**Task directions:** Every line of the material below must be repeated exactly.

Dataset items

>> begin

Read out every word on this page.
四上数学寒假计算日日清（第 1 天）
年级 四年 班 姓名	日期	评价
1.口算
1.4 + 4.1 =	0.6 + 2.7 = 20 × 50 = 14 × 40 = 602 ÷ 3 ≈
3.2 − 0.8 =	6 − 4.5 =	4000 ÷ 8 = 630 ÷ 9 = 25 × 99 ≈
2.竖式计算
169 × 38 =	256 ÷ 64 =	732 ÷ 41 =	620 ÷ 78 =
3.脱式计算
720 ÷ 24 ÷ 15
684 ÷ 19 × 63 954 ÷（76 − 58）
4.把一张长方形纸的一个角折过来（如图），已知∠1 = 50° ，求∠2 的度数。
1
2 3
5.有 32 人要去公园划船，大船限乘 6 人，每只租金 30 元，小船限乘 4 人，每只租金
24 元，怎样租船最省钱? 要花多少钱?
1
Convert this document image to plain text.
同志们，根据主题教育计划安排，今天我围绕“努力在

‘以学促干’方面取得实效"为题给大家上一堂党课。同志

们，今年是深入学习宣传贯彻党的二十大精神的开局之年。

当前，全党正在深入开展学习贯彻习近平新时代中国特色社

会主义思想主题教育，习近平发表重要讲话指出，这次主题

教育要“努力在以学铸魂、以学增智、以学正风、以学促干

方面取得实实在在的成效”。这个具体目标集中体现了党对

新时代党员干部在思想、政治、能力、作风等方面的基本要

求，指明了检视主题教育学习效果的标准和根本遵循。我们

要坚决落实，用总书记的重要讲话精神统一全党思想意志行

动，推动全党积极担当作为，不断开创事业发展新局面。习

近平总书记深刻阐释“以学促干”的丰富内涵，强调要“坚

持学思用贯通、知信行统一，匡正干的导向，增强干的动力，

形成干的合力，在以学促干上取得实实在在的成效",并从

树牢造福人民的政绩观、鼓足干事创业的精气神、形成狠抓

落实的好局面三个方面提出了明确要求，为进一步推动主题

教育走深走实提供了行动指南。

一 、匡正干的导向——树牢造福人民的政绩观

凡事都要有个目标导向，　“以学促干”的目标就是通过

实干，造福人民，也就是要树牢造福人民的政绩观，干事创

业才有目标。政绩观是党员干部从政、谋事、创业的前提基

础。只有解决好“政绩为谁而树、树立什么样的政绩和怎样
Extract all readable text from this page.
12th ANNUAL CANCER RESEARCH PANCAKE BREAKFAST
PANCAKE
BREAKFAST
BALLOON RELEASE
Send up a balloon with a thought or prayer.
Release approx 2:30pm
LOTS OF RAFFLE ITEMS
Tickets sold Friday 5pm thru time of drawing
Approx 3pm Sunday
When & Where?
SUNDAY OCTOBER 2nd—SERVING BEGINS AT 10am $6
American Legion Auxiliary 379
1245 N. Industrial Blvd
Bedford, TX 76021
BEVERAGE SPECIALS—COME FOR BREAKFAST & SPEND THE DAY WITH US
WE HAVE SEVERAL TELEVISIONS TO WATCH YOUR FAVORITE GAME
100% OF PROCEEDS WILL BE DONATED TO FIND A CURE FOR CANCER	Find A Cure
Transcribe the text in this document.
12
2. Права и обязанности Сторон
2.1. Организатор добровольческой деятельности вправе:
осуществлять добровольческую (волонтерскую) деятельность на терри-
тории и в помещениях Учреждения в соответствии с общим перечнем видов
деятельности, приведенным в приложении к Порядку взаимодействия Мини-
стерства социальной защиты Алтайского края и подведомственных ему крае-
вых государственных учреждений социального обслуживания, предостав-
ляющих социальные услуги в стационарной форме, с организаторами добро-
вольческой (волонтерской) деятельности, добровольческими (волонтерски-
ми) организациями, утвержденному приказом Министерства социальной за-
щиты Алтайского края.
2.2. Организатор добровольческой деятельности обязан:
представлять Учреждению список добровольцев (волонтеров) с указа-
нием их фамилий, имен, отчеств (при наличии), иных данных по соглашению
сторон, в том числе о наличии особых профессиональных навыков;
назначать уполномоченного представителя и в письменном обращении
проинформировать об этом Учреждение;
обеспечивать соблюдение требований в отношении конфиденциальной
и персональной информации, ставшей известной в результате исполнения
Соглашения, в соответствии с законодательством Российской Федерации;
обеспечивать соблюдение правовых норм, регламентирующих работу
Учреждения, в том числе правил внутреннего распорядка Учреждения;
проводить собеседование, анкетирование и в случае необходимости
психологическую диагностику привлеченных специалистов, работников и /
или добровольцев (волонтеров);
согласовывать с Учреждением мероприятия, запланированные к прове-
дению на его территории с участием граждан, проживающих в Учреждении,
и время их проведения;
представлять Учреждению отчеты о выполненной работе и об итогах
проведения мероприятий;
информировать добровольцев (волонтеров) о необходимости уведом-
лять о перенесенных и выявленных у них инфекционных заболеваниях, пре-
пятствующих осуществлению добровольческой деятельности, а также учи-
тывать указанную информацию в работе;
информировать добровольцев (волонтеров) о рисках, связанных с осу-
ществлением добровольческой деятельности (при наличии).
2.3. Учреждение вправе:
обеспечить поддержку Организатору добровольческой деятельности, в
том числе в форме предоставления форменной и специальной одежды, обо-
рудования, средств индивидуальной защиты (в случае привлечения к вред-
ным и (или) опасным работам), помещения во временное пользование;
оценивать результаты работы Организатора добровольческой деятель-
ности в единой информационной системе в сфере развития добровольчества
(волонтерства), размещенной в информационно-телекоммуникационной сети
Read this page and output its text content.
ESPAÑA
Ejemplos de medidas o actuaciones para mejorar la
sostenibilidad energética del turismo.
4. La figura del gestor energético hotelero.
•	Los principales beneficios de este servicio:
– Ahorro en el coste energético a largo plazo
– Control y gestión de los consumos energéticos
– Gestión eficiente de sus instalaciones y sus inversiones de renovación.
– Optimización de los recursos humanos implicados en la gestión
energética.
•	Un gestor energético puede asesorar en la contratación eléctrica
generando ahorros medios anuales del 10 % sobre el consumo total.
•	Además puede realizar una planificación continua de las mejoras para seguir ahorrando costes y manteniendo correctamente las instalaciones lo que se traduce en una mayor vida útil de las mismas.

>> end

**Exercise solution:**
Read out every word on this page.
四上数学寒假计算日日清（第 1 天）
年级 四年 班 姓名	日期	评价
1.口算
1.4 + 4.1 =	0.6 + 2.7 = 20 × 50 = 14 × 40 = 602 ÷ 3 ≈
3.2 − 0.8 =	6 − 4.5 =	4000 ÷ 8 = 630 ÷ 9 = 25 × 99 ≈
2.竖式计算
169 × 38 =	256 ÷ 64 =	732 ÷ 41 =	620 ÷ 78 =
3.脱式计算
720 ÷ 24 ÷ 15
684 ÷ 19 × 63 954 ÷（76 − 58）
4.把一张长方形纸的一个角折过来（如图），已知∠1 = 50° ，求∠2 的度数。
1
2 3
5.有 32 人要去公园划船，大船限乘 6 人，每只租金 30 元，小船限乘 4 人，每只租金
24 元，怎样租船最省钱? 要花多少钱?
1
Convert this document image to plain text.
同志们，根据主题教育计划安排，今天我围绕“努力在

‘以学促干’方面取得实效"为题给大家上一堂党课。同志

们，今年是深入学习宣传贯彻党的二十大精神的开局之年。

当前，全党正在深入开展学习贯彻习近平新时代中国特色社

会主义思想主题教育，习近平发表重要讲话指出，这次主题

教育要“努力在以学铸魂、以学增智、以学正风、以学促干

方面取得实实在在的成效”。这个具体目标集中体现了党对

新时代党员干部在思想、政治、能力、作风等方面的基本要

求，指明了检视主题教育学习效果的标准和根本遵循。我们

要坚决落实，用总书记的重要讲话精神统一全党思想意志行

动，推动全党积极担当作为，不断开创事业发展新局面。习

近平总书记深刻阐释“以学促干”的丰富内涵，强调要“坚

持学思用贯通、知信行统一，匡正干的导向，增强干的动力，

形成干的合力，在以学促干上取得实实在在的成效",并从

树牢造福人民的政绩观、鼓足干事创业的精气神、形成狠抓

落实的好局面三个方面提出了明确要求，为进一步推动主题

教育走深走实提供了行动指南。

一 、匡正干的导向——树牢造福人民的政绩观

凡事都要有个目标导向，　“以学促干”的目标就是通过

实干，造福人民，也就是要树牢造福人民的政绩观，干事创

业才有目标。政绩观是党员干部从政、谋事、创业的前提基

础。只有解决好“政绩为谁而树、树立什么样的政绩和怎样
Extract all readable text from this page.
12th ANNUAL CANCER RESEARCH PANCAKE BREAKFAST
PANCAKE
BREAKFAST
BALLOON RELEASE
Send up a balloon with a thought or prayer.
Release approx 2:30pm
LOTS OF RAFFLE ITEMS
Tickets sold Friday 5pm thru time of drawing
Approx 3pm Sunday
When & Where?
SUNDAY OCTOBER 2nd—SERVING BEGINS AT 10am $6
American Legion Auxiliary 379
1245 N. Industrial Blvd
Bedford, TX 76021
BEVERAGE SPECIALS—COME FOR BREAKFAST & SPEND THE DAY WITH US
WE HAVE SEVERAL TELEVISIONS TO WATCH YOUR FAVORITE GAME
100% OF PROCEEDS WILL BE DONATED TO FIND A CURE FOR CANCER	Find A Cure
Transcribe the text in this document.
12
2. Права и обязанности Сторон
2.1. Организатор добровольческой деятельности вправе:
осуществлять добровольческую (волонтерскую) деятельность на терри-
тории и в помещениях Учреждения в соответствии с общим перечнем видов
деятельности, приведенным в приложении к Порядку взаимодействия Мини-
стерства социальной защиты Алтайского края и подведомственных ему крае-
вых государственных учреждений социального обслуживания, предостав-
ляющих социальные услуги в стационарной форме, с организаторами добро-
вольческой (волонтерской) деятельности, добровольческими (волонтерски-
ми) организациями, утвержденному приказом Министерства социальной за-
щиты Алтайского края.
2.2. Организатор добровольческой деятельности обязан:
представлять Учреждению список добровольцев (волонтеров) с указа-
нием их фамилий, имен, отчеств (при наличии), иных данных по соглашению
сторон, в том числе о наличии особых профессиональных навыков;
назначать уполномоченного представителя и в письменном обращении
проинформировать об этом Учреждение;
обеспечивать соблюдение требований в отношении конфиденциальной
и персональной информации, ставшей известной в результате исполнения
Соглашения, в соответствии с законодательством Российской Федерации;
обеспечивать соблюдение правовых норм, регламентирующих работу
Учреждения, в том числе правил внутреннего распорядка Учреждения;
проводить собеседование, анкетирование и в случае необходимости
психологическую диагностику привлеченных специалистов, работников и /
или добровольцев (волонтеров);
согласовывать с Учреждением мероприятия, запланированные к прове-
дению на его территории с участием граждан, проживающих в Учреждении,
и время их проведения;
представлять Учреждению отчеты о выполненной работе и об итогах
проведения мероприятий;
информировать добровольцев (волонтеров) о необходимости уведом-
лять о перенесенных и выявленных у них инфекционных заболеваниях, пре-
пятствующих осуществлению добровольческой деятельности, а также учи-
тывать указанную информацию в работе;
информировать добровольцев (волонтеров) о рисках, связанных с осу-
ществлением добровольческой деятельности (при наличии).
2.3. Учреждение вправе:
обеспечить поддержку Организатору добровольческой деятельности, в
том числе в форме предоставления форменной и специальной одежды, обо-
рудования, средств индивидуальной защиты (в случае привлечения к вред-
ным и (или) опасным работам), помещения во временное пользование;
оценивать результаты работы Организатора добровольческой деятель-
ности в единой информационной системе в сфере развития добровольчества
(волонтерства), размещенной в информационно-телекоммуникационной сети
Read this page and output its text content.
ESPAÑA
Ejemplos de medidas o actuaciones para mejorar la
sostenibilidad energética del turismo.
4. La figura del gestor energético hotelero.
•	Los principales beneficios de este servicio:
– Ahorro en el coste energético a largo plazo
– Control y gestión de los consumos energéticos
– Gestión eficiente de sus instalaciones y sus inversiones de renovación.
– Optimización de los recursos humanos implicados en la gestión
energética.
•	Un gestor energético puede asesorar en la contratación eléctrica
generando ahorros medios anuales del 10 % sobre el consumo total.
•	Además puede realizar una planificación continua de las mejoras para seguir ahorrando costes y manteniendo correctamente las instalaciones lo que se traduce en una mayor vida útil de las mismas.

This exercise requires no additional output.